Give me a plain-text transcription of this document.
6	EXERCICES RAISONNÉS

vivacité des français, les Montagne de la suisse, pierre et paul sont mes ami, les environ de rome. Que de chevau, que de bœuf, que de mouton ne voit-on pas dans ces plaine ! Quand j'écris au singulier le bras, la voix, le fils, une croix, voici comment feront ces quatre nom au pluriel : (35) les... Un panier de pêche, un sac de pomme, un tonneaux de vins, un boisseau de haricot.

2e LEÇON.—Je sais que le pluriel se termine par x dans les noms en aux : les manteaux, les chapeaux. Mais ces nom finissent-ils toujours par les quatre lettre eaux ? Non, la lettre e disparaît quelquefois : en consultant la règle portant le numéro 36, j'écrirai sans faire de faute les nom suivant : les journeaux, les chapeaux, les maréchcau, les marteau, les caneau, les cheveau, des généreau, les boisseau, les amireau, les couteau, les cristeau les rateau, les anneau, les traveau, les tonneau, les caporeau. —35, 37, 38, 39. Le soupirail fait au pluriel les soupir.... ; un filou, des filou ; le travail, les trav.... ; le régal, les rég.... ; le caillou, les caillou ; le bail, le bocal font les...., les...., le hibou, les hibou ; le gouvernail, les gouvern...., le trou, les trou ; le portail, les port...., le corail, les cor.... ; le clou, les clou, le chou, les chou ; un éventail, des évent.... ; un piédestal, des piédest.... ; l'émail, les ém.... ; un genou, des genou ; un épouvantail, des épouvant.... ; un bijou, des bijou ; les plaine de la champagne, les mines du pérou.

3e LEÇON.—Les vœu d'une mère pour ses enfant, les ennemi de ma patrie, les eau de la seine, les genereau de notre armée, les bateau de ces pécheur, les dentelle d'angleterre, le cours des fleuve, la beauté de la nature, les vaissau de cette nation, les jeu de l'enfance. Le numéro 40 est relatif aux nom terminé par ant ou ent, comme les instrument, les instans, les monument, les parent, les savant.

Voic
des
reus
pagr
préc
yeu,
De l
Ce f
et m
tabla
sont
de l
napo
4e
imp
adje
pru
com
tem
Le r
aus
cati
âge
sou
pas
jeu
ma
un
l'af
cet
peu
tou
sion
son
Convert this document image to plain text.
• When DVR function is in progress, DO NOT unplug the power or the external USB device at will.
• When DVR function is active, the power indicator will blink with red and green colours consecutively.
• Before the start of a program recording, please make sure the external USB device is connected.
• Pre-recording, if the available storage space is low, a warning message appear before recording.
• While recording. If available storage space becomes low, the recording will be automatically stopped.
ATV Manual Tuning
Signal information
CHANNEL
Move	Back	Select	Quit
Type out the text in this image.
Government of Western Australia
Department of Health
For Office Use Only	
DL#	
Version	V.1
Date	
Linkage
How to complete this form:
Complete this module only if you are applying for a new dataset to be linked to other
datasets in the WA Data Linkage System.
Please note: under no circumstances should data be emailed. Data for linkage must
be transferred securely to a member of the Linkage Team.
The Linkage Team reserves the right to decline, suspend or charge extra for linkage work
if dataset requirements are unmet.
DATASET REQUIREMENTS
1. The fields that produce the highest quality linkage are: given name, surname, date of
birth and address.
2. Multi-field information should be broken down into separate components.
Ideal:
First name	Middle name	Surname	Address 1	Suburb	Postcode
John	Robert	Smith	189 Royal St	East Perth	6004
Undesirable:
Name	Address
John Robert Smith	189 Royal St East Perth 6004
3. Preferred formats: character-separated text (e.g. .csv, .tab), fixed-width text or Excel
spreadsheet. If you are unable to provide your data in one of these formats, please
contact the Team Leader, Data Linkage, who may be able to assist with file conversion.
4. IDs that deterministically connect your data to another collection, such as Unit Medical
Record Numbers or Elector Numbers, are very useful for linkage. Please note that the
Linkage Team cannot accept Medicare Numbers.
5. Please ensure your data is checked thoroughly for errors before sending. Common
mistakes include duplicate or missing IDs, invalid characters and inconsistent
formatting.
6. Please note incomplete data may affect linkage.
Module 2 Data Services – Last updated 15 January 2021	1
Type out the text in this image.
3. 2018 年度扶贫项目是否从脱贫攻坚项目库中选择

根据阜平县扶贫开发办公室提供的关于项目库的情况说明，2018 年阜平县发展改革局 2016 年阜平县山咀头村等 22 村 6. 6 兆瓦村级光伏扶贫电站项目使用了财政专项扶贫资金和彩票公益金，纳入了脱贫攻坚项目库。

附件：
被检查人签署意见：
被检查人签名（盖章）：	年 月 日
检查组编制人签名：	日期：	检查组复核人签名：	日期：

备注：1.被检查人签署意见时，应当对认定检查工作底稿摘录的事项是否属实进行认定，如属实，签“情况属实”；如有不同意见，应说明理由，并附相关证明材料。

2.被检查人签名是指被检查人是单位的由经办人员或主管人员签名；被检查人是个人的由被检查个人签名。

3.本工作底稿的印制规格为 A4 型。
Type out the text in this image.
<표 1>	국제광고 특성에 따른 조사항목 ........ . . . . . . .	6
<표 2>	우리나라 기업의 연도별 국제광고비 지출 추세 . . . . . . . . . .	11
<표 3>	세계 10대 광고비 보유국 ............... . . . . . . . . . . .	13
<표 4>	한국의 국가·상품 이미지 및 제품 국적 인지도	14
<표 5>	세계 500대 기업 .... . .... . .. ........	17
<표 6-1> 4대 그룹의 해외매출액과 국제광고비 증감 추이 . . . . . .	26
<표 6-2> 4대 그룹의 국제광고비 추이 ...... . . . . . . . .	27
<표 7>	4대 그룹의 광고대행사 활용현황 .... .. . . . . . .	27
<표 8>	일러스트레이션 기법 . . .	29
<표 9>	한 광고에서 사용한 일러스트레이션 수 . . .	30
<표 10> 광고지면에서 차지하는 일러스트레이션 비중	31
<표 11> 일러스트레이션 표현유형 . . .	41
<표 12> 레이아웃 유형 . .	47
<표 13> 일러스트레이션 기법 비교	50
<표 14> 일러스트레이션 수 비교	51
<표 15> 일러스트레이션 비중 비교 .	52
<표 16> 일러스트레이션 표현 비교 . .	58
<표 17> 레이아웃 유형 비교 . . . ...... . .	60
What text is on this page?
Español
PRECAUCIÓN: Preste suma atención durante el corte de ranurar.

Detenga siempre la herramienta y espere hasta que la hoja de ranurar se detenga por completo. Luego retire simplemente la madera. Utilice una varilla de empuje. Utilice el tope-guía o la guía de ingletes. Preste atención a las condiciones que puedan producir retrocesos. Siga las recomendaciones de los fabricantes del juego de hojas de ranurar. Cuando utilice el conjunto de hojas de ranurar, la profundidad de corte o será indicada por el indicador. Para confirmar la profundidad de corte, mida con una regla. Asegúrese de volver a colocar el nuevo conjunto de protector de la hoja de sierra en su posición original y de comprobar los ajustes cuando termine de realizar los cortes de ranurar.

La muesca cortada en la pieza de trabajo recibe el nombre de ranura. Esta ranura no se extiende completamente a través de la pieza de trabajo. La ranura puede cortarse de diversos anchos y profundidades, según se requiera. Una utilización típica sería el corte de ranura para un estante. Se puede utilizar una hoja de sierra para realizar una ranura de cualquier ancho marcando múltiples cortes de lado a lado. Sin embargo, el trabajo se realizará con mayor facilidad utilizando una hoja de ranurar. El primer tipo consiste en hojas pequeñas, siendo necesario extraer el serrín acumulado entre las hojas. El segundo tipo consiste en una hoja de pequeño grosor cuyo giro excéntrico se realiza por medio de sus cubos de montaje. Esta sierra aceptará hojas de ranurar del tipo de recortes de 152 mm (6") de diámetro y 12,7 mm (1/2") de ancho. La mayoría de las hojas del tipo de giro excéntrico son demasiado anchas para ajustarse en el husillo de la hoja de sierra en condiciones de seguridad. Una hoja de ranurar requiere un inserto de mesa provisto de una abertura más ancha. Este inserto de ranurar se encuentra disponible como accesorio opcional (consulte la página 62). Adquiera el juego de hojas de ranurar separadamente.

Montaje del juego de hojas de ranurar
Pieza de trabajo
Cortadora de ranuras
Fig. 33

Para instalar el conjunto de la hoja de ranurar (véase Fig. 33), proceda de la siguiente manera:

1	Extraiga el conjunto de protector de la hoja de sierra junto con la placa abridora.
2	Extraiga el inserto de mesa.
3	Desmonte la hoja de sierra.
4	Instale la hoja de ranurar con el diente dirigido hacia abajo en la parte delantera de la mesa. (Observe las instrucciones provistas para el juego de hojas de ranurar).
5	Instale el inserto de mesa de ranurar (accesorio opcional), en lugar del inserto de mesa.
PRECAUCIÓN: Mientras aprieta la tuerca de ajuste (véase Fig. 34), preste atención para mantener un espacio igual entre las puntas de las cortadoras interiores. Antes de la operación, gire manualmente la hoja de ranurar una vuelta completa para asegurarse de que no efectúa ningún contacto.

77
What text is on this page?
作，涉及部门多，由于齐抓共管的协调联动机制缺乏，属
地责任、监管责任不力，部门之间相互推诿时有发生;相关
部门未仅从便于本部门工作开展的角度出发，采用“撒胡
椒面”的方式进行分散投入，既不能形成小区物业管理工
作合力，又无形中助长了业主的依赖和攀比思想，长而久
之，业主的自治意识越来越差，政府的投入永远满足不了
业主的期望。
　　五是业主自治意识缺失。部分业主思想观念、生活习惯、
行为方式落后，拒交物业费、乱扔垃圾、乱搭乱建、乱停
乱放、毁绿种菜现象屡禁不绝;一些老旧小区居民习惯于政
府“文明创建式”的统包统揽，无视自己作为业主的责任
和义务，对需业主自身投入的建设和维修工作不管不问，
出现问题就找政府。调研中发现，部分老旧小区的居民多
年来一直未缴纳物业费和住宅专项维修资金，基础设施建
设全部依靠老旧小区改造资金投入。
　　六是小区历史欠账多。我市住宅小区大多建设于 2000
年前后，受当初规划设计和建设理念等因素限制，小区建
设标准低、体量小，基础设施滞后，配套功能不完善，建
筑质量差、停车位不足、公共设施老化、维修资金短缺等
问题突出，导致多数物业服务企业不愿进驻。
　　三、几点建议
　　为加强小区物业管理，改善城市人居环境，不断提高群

========================

Give only the number of lines in the material above that hold the word "mesa".

• _Complete answer_: 4